▸ AIM OF THE TASK:
Copy down all of the data underneath, exactly as shown.

▸ DATASET:
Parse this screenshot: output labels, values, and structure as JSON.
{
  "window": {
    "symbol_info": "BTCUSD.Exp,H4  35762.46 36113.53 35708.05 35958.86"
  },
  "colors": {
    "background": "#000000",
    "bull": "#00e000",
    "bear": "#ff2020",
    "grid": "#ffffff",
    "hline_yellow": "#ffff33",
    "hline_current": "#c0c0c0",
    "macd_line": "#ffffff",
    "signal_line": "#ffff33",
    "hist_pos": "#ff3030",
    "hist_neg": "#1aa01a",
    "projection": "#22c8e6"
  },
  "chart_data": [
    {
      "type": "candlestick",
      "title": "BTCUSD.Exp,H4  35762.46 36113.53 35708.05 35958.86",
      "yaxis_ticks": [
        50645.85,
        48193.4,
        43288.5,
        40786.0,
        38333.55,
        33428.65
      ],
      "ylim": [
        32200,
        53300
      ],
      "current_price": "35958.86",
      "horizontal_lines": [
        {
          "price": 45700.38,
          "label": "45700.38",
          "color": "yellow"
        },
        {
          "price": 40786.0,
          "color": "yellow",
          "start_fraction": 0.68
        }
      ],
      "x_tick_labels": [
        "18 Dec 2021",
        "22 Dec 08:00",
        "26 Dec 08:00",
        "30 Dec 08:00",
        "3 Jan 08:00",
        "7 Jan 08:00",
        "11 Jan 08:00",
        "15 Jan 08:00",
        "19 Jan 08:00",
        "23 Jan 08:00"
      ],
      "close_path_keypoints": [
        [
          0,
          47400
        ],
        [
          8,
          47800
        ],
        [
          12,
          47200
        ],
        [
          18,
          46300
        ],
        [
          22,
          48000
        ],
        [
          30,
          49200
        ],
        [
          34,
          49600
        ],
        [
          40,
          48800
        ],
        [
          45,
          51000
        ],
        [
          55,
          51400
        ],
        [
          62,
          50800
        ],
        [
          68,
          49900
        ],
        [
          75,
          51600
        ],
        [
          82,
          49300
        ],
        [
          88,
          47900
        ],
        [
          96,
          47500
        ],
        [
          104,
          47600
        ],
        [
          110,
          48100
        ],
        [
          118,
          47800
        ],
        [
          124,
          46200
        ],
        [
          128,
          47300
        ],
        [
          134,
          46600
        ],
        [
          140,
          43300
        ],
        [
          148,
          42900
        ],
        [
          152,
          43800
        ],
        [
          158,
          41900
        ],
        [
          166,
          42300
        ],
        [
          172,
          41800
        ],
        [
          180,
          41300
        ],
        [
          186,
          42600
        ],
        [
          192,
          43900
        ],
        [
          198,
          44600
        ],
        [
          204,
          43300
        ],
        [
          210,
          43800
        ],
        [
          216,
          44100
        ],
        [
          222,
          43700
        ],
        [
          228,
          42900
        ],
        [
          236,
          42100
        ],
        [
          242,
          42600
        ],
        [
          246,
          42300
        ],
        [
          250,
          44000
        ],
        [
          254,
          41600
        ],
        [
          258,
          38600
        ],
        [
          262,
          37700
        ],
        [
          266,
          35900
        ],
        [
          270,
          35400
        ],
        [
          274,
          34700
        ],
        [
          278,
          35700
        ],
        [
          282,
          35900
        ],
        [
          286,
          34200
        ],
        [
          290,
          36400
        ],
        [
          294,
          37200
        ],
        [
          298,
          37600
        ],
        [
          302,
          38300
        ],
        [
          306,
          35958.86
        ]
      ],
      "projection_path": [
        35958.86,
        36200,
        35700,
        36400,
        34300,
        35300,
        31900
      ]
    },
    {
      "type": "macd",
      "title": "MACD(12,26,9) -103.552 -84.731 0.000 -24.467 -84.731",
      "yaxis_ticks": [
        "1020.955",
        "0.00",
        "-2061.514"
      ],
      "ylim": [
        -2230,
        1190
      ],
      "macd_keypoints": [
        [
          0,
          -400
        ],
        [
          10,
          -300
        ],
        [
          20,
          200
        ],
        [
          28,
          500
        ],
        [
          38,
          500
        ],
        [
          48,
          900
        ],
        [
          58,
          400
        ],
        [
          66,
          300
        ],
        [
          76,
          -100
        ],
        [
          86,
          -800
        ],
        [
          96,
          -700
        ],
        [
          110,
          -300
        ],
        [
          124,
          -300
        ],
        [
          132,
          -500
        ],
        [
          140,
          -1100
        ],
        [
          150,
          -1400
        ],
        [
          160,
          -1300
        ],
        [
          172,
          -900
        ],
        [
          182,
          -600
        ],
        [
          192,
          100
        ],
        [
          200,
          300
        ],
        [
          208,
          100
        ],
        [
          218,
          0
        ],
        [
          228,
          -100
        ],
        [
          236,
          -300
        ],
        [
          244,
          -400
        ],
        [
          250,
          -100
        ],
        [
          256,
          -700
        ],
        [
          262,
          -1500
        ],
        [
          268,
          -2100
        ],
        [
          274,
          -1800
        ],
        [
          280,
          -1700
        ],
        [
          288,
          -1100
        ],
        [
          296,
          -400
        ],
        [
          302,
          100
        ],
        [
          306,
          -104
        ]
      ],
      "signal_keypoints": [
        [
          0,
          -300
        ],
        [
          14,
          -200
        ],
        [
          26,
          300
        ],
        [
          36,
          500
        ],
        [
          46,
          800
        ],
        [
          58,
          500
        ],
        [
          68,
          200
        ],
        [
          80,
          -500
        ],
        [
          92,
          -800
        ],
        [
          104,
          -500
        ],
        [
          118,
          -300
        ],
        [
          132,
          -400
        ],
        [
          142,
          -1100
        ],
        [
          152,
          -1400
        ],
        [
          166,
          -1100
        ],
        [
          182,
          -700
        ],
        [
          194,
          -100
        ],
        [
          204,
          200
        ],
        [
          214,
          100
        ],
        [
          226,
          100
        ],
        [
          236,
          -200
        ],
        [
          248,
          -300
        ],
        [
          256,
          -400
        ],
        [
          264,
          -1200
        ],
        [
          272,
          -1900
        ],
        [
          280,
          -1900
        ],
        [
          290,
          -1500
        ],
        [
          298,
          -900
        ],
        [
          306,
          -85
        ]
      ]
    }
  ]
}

▸ FULL OUTPUT:
Parse this screenshot: output labels, values, and structure as JSON.
{
  "window": {
    "symbol_info": "BTCUSD.Exp,H4  35762.46 36113.53 35708.05 35958.86"
  },
  "colors": {
    "background": "#000000",
    "bull": "#00e000",
    "bear": "#ff2020",
    "grid": "#ffffff",
    "hline_yellow": "#ffff33",
    "hline_current": "#c0c0c0",
    "macd_line": "#ffffff",
    "signal_line": "#ffff33",
    "hist_pos": "#ff3030",
    "hist_neg": "#1aa01a",
    "projection": "#22c8e6"
  },
  "chart_data": [
    {
      "type": "candlestick",
      "title": "BTCUSD.Exp,H4  35762.46 36113.53 35708.05 35958.86",
      "yaxis_ticks": [
        50645.85,
        48193.4,
        43288.5,
        40786.0,
        38333.55,
        33428.65
      ],
      "ylim": [
        32200,
        53300
      ],
      "current_price": "35958.86",
      "horizontal_lines": [
        {
          "price": 45700.38,
          "label": "45700.38",
          "color": "yellow"
        },
        {
          "price": 40786.0,
          "color": "yellow",
          "start_fraction": 0.68
        }
      ],
      "x_tick_labels": [
        "18 Dec 2021",
        "22 Dec 08:00",
        "26 Dec 08:00",
        "30 Dec 08:00",
        "3 Jan 08:00",
        "7 Jan 08:00",
        "11 Jan 08:00",
        "15 Jan 08:00",
        "19 Jan 08:00",
        "23 Jan 08:00"
      ],
      "close_path_keypoints": [
        [
          0,
          47400
        ],
        [
          8,
          47800
        ],
        [
          12,
          47200
        ],
        [
          18,
          46300
        ],
        [
          22,
          48000
        ],
        [
          30,
          49200
        ],
        [
          34,
          49600
        ],
        [
          40,
          48800
        ],
        [
          45,
          51000
        ],
        [
          55,
          51400
        ],
        [
          62,
          50800
        ],
        [
          68,
          49900
        ],
        [
          75,
          51600
        ],
        [
          82,
          49300
        ],
        [
          88,
          47900
        ],
        [
          96,
          47500
        ],
        [
          104,
          47600
        ],
        [
          110,
          48100
        ],
        [
          118,
          47800
        ],
        [
          124,
          46200
        ],
        [
          128,
          47300
        ],
        [
          134,
          46600
        ],
        [
          140,
          43300
        ],
        [
          148,
          42900
        ],
        [
          152,
          43800
        ],
        [
          158,
          41900
        ],
        [
          166,
          42300
        ],
        [
          172,
          41800
        ],
        [
          180,
          41300
        ],
        [
          186,
          42600
        ],
        [
          192,
          43900
        ],
        [
          198,
          44600
        ],
        [
          204,
          43300
        ],
        [
          210,
          43800
        ],
        [
          216,
          44100
        ],
        [
          222,
          43700
        ],
        [
          228,
          42900
        ],
        [
          236,
          42100
        ],
        [
          242,
          42600
        ],
        [
          246,
          42300
        ],
        [
          250,
          44000
        ],
        [
          254,
          41600
        ],
        [
          258,
          38600
        ],
        [
          262,
          37700
        ],
        [
          266,
          35900
        ],
        [
          270,
          35400
        ],
        [
          274,
          34700
        ],
        [
          278,
          35700
        ],
        [
          282,
          35900
        ],
        [
          286,
          34200
        ],
        [
          290,
          36400
        ],
        [
          294,
          37200
        ],
        [
          298,
          37600
        ],
        [
          302,
          38300
        ],
        [
          306,
          35958.86
        ]
      ],
      "projection_path": [
        35958.86,
        36200,
        35700,
        36400,
        34300,
        35300,
        31900
      ]
    },
    {
      "type": "macd",
      "title": "MACD(12,26,9) -103.552 -84.731 0.000 -24.467 -84.731",
      "yaxis_ticks": [
        "1020.955",
        "0.00",
        "-2061.514"
      ],
      "ylim": [
        -2230,
        1190
      ],
      "macd_keypoints": [
        [
          0,
          -400
        ],
        [
          10,
          -300
        ],
        [
          20,
          200
        ],
        [
          28,
          500
        ],
        [
          38,
          500
        ],
        [
          48,
          900
        ],
        [
          58,
          400
        ],
        [
          66,
          300
        ],
        [
          76,
          -100
        ],
        [
          86,
          -800
        ],
        [
          96,
          -700
        ],
        [
          110,
          -300
        ],
        [
          124,
          -300
        ],
        [
          132,
          -500
        ],
        [
          140,
          -1100
        ],
        [
          150,
          -1400
        ],
        [
          160,
          -1300
        ],
        [
          172,
          -900
        ],
        [
          182,
          -600
        ],
        [
          192,
          100
        ],
        [
          200,
          300
        ],
        [
          208,
          100
        ],
        [
          218,
          0
        ],
        [
          228,
          -100
        ],
        [
          236,
          -300
        ],
        [
          244,
          -400
        ],
        [
          250,
          -100
        ],
        [
          256,
          -700
        ],
        [
          262,
          -1500
        ],
        [
          268,
          -2100
        ],
        [
          274,
          -1800
        ],
        [
          280,
          -1700
        ],
        [
          288,
          -1100
        ],
        [
          296,
          -400
        ],
        [
          302,
          100
        ],
        [
          306,
          -104
        ]
      ],
      "signal_keypoints": [
        [
          0,
          -300
        ],
        [
          14,
          -200
        ],
        [
          26,
          300
        ],
        [
          36,
          500
        ],
        [
          46,
          800
        ],
        [
          58,
          500
        ],
        [
          68,
          200
        ],
        [
          80,
          -500
        ],
        [
          92,
          -800
        ],
        [
          104,
          -500
        ],
        [
          118,
          -300
        ],
        [
          132,
          -400
        ],
        [
          142,
          -1100
        ],
        [
          152,
          -1400
        ],
        [
          166,
          -1100
        ],
        [
          182,
          -700
        ],
        [
          194,
          -100
        ],
        [
          204,
          200
        ],
        [
          214,
          100
        ],
        [
          226,
          100
        ],
        [
          236,
          -200
        ],
        [
          248,
          -300
        ],
        [
          256,
          -400
        ],
        [
          264,
          -1200
        ],
        [
          272,
          -1900
        ],
        [
          280,
          -1900
        ],
        [
          290,
          -1500
        ],
        [
          298,
          -900
        ],
        [
          306,
          -85
        ]
      ]
    }
  ]
}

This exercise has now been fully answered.